Requirements >> Work through the data and report how many lines include the string "STEVEN", giving the number alone.

■ ■ ■ ■

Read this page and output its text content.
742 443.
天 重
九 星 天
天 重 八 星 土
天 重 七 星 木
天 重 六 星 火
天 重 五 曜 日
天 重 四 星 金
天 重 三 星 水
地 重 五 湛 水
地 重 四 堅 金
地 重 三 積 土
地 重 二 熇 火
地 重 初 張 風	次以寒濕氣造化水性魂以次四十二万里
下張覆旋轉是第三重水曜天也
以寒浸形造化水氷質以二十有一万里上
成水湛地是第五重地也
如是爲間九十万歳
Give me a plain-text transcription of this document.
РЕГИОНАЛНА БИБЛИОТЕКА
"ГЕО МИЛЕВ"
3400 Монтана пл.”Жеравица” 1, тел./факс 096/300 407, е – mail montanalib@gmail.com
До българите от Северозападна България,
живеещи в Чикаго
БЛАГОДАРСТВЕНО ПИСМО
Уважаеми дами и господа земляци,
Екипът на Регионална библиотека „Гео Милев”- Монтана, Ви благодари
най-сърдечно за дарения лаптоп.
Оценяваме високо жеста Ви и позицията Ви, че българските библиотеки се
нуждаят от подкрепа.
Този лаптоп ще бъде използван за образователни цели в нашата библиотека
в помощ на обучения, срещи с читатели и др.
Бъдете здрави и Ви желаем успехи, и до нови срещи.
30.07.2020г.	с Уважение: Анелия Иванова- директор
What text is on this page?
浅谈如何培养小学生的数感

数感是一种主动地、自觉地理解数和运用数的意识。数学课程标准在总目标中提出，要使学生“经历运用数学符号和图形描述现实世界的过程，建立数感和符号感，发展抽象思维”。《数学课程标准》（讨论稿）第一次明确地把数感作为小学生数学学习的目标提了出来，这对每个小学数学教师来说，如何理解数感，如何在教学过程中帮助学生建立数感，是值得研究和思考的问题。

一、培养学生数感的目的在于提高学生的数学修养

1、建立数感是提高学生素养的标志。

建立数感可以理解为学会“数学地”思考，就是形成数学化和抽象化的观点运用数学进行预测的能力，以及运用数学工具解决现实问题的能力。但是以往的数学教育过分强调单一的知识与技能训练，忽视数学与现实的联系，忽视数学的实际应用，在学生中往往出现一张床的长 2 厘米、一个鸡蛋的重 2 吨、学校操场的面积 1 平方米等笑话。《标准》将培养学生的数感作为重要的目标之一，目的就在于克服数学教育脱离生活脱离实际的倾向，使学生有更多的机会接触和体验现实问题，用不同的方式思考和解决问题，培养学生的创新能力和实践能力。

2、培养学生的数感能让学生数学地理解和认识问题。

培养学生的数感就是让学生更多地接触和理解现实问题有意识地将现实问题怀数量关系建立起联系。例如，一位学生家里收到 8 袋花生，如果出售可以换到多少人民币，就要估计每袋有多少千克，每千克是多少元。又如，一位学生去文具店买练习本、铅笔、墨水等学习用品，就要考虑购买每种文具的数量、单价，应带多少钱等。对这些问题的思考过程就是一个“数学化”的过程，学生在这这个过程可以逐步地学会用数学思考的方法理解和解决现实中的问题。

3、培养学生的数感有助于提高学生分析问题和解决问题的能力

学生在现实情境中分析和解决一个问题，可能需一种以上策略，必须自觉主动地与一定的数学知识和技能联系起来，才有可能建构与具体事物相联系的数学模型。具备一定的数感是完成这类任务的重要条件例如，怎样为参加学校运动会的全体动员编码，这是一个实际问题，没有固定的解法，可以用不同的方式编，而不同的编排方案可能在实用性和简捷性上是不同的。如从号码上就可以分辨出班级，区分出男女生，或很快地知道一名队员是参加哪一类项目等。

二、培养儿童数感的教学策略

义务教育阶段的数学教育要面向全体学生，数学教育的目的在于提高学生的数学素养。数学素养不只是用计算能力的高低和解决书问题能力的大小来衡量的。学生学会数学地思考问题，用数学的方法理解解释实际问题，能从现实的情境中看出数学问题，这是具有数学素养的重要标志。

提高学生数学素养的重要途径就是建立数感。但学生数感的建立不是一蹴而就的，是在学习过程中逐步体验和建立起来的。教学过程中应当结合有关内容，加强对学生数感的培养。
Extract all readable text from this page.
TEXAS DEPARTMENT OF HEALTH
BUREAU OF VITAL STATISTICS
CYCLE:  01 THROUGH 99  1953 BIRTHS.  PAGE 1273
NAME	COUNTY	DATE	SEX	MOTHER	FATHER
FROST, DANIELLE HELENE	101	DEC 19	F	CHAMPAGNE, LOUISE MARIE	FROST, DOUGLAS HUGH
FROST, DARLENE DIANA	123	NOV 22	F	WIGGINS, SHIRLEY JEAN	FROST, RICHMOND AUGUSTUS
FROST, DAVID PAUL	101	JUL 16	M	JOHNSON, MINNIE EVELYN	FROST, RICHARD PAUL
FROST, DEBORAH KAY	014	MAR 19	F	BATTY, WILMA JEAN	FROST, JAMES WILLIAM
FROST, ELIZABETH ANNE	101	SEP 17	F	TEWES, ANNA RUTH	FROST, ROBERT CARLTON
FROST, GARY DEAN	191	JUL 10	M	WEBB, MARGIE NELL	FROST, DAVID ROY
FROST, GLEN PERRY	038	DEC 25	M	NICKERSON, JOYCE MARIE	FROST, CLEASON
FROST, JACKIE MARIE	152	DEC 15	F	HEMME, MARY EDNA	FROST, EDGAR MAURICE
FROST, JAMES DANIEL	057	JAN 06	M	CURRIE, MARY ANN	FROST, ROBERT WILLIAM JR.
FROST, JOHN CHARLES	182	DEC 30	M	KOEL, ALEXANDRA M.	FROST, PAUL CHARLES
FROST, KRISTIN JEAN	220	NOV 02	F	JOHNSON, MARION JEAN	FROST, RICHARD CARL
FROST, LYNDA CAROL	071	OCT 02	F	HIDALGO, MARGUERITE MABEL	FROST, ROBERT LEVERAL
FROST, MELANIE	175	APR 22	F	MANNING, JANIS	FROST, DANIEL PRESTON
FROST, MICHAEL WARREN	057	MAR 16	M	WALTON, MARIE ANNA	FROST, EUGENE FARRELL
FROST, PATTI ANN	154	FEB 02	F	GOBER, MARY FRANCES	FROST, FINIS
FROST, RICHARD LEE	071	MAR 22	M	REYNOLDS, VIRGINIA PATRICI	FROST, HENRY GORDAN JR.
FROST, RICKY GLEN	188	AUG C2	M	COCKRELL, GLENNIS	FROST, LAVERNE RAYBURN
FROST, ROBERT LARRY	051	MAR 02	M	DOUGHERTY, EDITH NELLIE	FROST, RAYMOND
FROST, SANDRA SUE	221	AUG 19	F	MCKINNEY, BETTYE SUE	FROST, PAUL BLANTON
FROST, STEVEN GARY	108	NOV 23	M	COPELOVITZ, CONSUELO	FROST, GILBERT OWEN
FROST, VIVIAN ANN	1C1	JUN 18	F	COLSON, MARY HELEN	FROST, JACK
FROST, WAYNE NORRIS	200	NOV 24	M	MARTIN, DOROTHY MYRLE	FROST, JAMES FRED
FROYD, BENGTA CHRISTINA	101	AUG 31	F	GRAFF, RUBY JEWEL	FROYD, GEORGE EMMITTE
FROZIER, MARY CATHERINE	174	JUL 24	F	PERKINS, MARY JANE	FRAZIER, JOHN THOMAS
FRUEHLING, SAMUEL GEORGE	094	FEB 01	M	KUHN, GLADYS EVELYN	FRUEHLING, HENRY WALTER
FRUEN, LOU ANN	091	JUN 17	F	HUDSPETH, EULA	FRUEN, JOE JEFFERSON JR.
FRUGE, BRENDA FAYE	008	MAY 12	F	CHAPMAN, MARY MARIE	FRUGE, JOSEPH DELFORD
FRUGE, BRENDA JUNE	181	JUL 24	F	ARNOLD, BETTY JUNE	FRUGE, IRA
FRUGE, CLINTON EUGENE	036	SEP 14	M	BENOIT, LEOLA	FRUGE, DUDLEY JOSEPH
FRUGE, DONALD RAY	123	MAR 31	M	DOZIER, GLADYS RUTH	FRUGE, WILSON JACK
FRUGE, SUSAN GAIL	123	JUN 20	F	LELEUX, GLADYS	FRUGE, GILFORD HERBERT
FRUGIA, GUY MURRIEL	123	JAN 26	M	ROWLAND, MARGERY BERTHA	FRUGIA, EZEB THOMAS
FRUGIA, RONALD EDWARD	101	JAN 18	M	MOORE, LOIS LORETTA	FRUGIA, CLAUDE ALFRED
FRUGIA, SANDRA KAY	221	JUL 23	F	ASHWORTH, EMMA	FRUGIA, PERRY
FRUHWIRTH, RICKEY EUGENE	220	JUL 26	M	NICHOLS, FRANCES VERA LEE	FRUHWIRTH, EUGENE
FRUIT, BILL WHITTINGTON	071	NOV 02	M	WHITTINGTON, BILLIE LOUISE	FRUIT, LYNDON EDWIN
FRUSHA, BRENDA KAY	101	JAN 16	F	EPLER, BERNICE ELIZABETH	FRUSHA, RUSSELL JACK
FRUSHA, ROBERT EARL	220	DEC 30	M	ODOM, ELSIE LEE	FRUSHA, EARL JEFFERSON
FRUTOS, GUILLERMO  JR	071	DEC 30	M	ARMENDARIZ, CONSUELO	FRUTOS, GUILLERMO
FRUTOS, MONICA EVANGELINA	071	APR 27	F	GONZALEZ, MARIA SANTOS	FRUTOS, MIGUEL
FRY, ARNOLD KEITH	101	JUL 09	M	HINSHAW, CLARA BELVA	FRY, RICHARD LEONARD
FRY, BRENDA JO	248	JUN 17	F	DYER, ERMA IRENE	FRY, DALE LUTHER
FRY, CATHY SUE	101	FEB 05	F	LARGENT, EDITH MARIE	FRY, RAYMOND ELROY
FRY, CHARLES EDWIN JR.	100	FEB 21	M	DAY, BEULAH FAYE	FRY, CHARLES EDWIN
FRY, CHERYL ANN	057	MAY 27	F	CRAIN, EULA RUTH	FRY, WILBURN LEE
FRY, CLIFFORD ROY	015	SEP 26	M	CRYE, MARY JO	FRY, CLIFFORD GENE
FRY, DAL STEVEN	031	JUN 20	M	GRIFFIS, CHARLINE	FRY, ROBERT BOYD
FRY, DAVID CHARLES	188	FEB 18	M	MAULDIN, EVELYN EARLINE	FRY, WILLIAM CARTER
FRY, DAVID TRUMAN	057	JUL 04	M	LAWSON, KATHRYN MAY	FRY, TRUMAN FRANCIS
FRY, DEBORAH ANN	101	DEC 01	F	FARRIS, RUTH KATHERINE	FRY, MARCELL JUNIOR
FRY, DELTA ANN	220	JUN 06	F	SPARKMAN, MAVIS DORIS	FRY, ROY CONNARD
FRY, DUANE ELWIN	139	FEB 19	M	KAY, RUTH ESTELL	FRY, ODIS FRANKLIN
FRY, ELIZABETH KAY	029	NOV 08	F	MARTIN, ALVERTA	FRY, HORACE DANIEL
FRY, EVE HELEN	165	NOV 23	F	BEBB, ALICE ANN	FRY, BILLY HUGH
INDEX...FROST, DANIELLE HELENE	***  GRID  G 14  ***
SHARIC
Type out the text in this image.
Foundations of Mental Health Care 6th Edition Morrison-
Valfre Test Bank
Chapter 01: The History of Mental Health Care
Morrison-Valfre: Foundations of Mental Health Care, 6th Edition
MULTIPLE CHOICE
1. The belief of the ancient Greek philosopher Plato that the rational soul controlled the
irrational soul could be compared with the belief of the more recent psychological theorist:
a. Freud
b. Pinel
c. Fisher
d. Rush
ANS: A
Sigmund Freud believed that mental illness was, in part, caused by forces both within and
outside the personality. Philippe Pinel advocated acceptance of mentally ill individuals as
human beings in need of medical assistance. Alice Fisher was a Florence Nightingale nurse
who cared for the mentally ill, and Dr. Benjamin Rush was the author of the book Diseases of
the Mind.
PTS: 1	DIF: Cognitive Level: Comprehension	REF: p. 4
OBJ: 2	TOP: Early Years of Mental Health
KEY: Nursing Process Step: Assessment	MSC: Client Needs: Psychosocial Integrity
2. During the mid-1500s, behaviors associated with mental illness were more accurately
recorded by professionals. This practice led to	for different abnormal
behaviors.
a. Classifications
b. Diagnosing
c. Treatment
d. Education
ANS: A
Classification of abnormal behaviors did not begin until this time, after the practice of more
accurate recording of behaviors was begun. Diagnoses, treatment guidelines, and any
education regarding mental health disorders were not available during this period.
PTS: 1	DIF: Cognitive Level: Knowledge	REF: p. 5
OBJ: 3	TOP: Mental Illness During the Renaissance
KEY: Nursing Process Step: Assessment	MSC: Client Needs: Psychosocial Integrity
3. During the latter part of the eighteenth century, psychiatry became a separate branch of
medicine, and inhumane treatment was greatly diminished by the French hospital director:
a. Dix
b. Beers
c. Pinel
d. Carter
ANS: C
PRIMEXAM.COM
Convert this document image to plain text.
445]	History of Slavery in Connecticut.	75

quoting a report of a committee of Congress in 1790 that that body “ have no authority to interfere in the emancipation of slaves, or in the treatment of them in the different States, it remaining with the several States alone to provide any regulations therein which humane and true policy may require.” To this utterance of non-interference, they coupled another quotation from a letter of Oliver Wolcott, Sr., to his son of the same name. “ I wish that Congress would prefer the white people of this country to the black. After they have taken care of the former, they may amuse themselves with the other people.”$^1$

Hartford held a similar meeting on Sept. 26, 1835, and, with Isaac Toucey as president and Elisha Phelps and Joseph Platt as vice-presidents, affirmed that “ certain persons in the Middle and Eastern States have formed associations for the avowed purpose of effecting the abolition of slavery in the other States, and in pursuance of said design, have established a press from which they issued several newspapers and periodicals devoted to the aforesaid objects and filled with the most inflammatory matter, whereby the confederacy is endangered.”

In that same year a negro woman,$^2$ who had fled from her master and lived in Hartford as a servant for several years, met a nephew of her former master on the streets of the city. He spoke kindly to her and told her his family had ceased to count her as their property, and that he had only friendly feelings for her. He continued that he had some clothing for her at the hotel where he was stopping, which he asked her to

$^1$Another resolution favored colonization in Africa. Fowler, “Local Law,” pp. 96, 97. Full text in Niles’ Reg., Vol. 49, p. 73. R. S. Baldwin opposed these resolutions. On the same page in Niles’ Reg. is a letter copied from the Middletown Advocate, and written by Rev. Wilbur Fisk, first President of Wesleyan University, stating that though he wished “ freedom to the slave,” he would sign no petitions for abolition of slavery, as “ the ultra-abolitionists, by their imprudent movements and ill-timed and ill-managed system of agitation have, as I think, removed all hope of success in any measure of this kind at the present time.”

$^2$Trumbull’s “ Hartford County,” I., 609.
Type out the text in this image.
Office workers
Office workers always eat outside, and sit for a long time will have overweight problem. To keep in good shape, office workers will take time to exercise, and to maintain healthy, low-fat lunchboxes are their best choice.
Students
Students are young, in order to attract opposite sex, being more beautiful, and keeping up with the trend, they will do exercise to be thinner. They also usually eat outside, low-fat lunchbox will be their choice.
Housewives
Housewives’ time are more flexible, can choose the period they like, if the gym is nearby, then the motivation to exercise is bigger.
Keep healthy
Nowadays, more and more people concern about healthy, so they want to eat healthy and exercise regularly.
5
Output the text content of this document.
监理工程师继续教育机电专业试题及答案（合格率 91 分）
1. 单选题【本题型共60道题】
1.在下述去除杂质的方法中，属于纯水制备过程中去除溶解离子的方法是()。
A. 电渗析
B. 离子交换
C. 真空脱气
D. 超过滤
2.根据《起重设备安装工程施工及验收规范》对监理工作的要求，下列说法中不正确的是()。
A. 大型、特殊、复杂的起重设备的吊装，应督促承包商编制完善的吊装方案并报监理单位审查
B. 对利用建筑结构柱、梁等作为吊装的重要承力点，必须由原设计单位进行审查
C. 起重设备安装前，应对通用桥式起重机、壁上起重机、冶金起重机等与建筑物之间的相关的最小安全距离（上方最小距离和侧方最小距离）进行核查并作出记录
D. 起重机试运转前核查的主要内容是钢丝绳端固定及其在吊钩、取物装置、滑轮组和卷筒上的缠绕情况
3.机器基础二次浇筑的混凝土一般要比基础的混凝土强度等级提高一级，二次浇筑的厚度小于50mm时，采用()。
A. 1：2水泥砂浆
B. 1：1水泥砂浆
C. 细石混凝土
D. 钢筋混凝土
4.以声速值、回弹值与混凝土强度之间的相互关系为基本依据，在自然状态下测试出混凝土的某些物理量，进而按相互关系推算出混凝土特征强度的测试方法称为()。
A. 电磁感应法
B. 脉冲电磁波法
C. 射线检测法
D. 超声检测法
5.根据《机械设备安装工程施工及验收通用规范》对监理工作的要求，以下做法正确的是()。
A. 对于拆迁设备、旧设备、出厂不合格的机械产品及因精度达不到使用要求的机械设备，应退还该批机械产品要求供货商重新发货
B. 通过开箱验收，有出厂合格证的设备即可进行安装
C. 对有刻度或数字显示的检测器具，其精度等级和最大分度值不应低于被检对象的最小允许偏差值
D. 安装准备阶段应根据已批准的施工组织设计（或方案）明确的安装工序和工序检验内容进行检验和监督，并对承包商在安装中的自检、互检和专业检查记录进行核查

■ ■ ■ ■

Exercise result >> 2